--- start EXTRACT TO READ ---

Live album by Sun Ra Arkestra
- Released: 1988
- Recorded: August 8, 1988
- Venue: Pit Inn, Shinjuku, Tokyo
- Genre: Free jazz
- Length: 58:22
- Label: DIW
- Producer: Kohei Kawakami & Zen Matsuura

Sun Ra chronology
| Hours After (1986) | Live at Pit-Inn, Tokyo, Japan, 8, 8, 1988 (1988) | Somewhere Else (1989) |

= Live at Pit-Inn, Tokyo, Japan, 8, 8, 1988 =

Live at Pit-Inn, Tokyo, Japan, 8, 8, 1988, AKA Cosmo Omnibus Imagiable Illusion, is a live album by jazz composer, bandleader and keyboardist Sun Ra and his Arkestra recorded in Tokyo in 1988 and released on the Japanese DIW label.

--- end EXTRACT TO READ ---
--- start PROVIDED DATA ---

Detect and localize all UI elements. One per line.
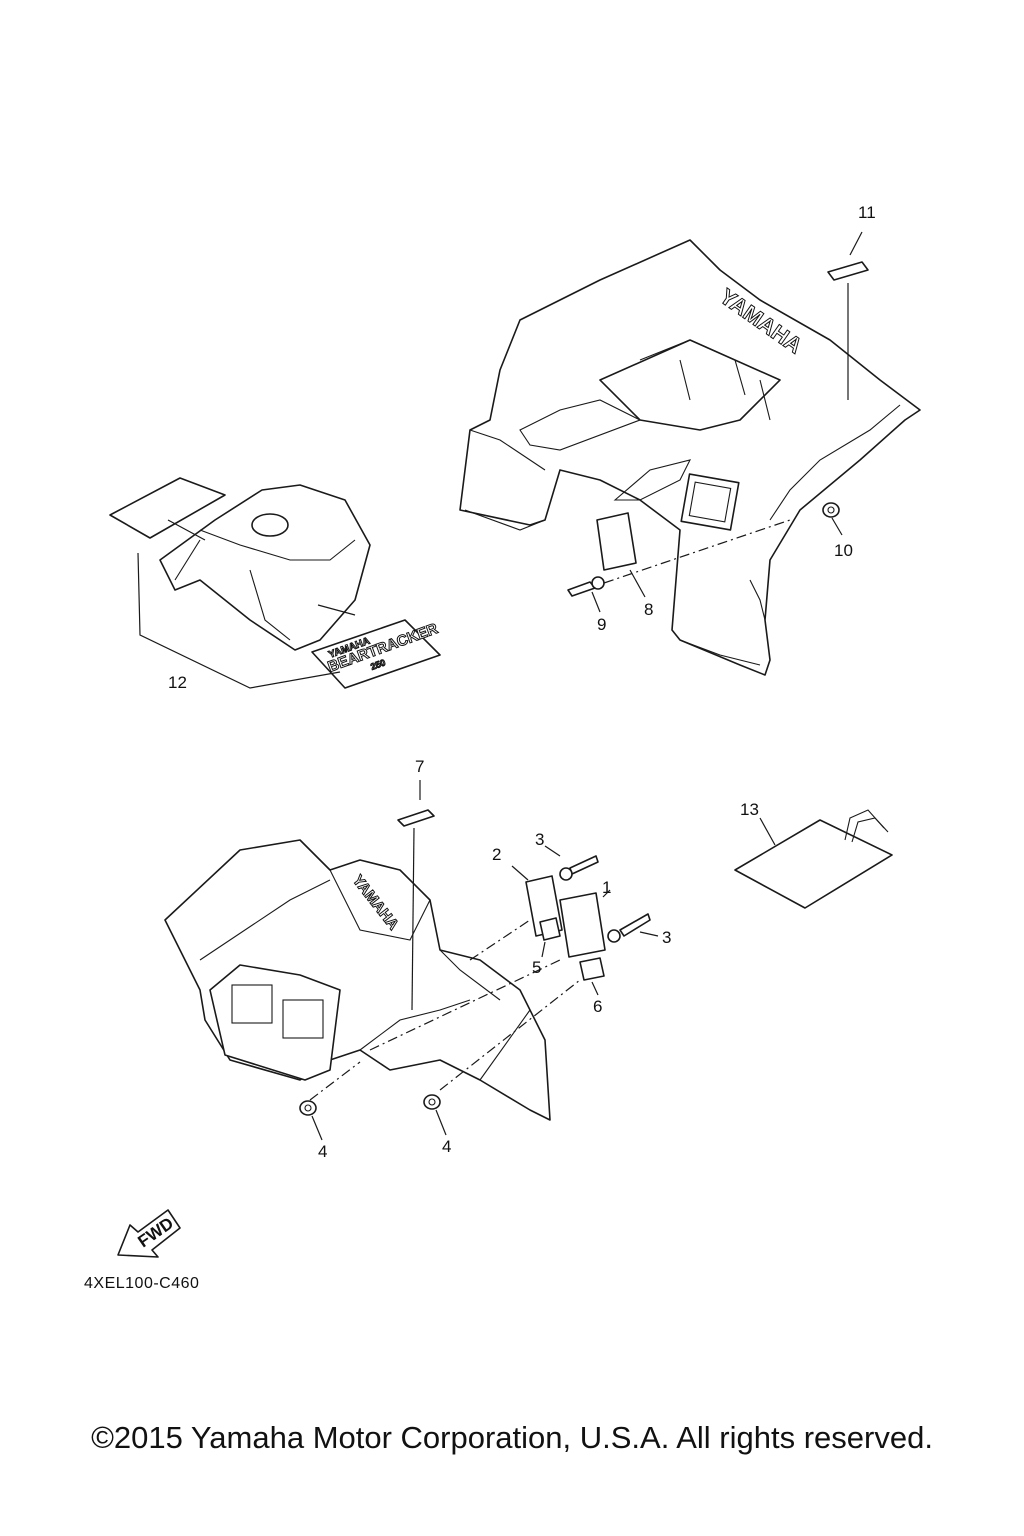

--- end PROVIDED DATA ---

* OBJECTIVES
1. In the album entry, at what venue was the album recorded?
2. Please list every role the album entry gives for Sun Ra.

* ANSWER SET
1. Pit Inn, Shinjuku, Tokyo.

2. Jazz composer, bandleader, keyboardist